Your objective → Restate the complete material exactly.

Information supplied →
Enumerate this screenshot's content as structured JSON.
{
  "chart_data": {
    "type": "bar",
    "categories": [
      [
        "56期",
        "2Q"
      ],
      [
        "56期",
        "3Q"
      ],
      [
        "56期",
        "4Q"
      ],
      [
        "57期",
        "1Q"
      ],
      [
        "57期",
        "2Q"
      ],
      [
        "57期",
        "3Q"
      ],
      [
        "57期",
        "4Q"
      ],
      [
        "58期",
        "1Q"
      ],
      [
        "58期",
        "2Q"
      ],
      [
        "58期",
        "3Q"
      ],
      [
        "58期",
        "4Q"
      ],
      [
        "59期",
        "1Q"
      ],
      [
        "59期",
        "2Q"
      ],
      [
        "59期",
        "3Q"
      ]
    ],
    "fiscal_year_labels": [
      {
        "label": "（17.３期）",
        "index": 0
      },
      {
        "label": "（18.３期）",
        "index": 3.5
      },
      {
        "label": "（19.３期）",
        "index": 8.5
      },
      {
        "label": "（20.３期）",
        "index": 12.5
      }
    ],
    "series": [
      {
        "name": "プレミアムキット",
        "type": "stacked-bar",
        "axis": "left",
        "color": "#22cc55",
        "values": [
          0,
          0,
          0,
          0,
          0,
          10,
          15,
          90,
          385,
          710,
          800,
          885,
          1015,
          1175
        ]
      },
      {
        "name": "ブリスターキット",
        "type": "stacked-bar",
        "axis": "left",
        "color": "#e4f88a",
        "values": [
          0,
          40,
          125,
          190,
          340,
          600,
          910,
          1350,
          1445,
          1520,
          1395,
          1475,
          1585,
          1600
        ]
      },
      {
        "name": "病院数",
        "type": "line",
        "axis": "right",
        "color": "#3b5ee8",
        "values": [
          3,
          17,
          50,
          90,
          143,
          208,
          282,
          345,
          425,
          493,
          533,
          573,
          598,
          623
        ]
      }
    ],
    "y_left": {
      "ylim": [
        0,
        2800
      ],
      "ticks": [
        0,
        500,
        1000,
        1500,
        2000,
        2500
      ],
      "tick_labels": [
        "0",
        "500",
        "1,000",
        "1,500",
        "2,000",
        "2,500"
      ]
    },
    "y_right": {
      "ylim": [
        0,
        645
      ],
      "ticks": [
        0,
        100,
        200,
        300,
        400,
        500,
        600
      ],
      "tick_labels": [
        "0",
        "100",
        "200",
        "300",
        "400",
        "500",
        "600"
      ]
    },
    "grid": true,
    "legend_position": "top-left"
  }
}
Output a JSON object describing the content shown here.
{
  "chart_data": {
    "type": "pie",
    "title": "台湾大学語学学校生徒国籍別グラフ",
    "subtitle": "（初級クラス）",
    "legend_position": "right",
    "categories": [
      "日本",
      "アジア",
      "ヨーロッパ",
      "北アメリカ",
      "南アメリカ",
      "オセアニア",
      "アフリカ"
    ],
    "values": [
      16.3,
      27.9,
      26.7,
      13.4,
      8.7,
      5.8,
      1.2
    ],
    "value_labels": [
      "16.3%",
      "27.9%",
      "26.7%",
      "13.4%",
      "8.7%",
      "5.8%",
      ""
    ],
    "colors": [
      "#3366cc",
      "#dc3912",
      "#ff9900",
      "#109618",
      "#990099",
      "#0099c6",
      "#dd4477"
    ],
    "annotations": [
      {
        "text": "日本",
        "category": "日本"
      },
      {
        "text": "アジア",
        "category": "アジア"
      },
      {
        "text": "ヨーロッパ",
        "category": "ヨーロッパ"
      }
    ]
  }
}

The response →
Enumerate this screenshot's content as structured JSON.
{
  "chart_data": {
    "type": "bar",
    "categories": [
      [
        "56期",
        "2Q"
      ],
      [
        "56期",
        "3Q"
      ],
      [
        "56期",
        "4Q"
      ],
      [
        "57期",
        "1Q"
      ],
      [
        "57期",
        "2Q"
      ],
      [
        "57期",
        "3Q"
      ],
      [
        "57期",
        "4Q"
      ],
      [
        "58期",
        "1Q"
      ],
      [
        "58期",
        "2Q"
      ],
      [
        "58期",
        "3Q"
      ],
      [
        "58期",
        "4Q"
      ],
      [
        "59期",
        "1Q"
      ],
      [
        "59期",
        "2Q"
      ],
      [
        "59期",
        "3Q"
      ]
    ],
    "fiscal_year_labels": [
      {
        "label": "（17.３期）",
        "index": 0
      },
      {
        "label": "（18.３期）",
        "index": 3.5
      },
      {
        "label": "（19.３期）",
        "index": 8.5
      },
      {
        "label": "（20.３期）",
        "index": 12.5
      }
    ],
    "series": [
      {
        "name": "プレミアムキット",
        "type": "stacked-bar",
        "axis": "left",
        "color": "#22cc55",
        "values": [
          0,
          0,
          0,
          0,
          0,
          10,
          15,
          90,
          385,
          710,
          800,
          885,
          1015,
          1175
        ]
      },
      {
        "name": "ブリスターキット",
        "type": "stacked-bar",
        "axis": "left",
        "color": "#e4f88a",
        "values": [
          0,
          40,
          125,
          190,
          340,
          600,
          910,
          1350,
          1445,
          1520,
          1395,
          1475,
          1585,
          1600
        ]
      },
      {
        "name": "病院数",
        "type": "line",
        "axis": "right",
        "color": "#3b5ee8",
        "values": [
          3,
          17,
          50,
          90,
          143,
          208,
          282,
          345,
          425,
          493,
          533,
          573,
          598,
          623
        ]
      }
    ],
    "y_left": {
      "ylim": [
        0,
        2800
      ],
      "ticks": [
        0,
        500,
        1000,
        1500,
        2000,
        2500
      ],
      "tick_labels": [
        "0",
        "500",
        "1,000",
        "1,500",
        "2,000",
        "2,500"
      ]
    },
    "y_right": {
      "ylim": [
        0,
        645
      ],
      "ticks": [
        0,
        100,
        200,
        300,
        400,
        500,
        600
      ],
      "tick_labels": [
        "0",
        "100",
        "200",
        "300",
        "400",
        "500",
        "600"
      ]
    },
    "grid": true,
    "legend_position": "top-left"
  }
}
Output a JSON object describing the content shown here.
{
  "chart_data": {
    "type": "pie",
    "title": "台湾大学語学学校生徒国籍別グラフ",
    "subtitle": "（初級クラス）",
    "legend_position": "right",
    "categories": [
      "日本",
      "アジア",
      "ヨーロッパ",
      "北アメリカ",
      "南アメリカ",
      "オセアニア",
      "アフリカ"
    ],
    "values": [
      16.3,
      27.9,
      26.7,
      13.4,
      8.7,
      5.8,
      1.2
    ],
    "value_labels": [
      "16.3%",
      "27.9%",
      "26.7%",
      "13.4%",
      "8.7%",
      "5.8%",
      ""
    ],
    "colors": [
      "#3366cc",
      "#dc3912",
      "#ff9900",
      "#109618",
      "#990099",
      "#0099c6",
      "#dd4477"
    ],
    "annotations": [
      {
        "text": "日本",
        "category": "日本"
      },
      {
        "text": "アジア",
        "category": "アジア"
      },
      {
        "text": "ヨーロッパ",
        "category": "ヨーロッパ"
      }
    ]
  }
}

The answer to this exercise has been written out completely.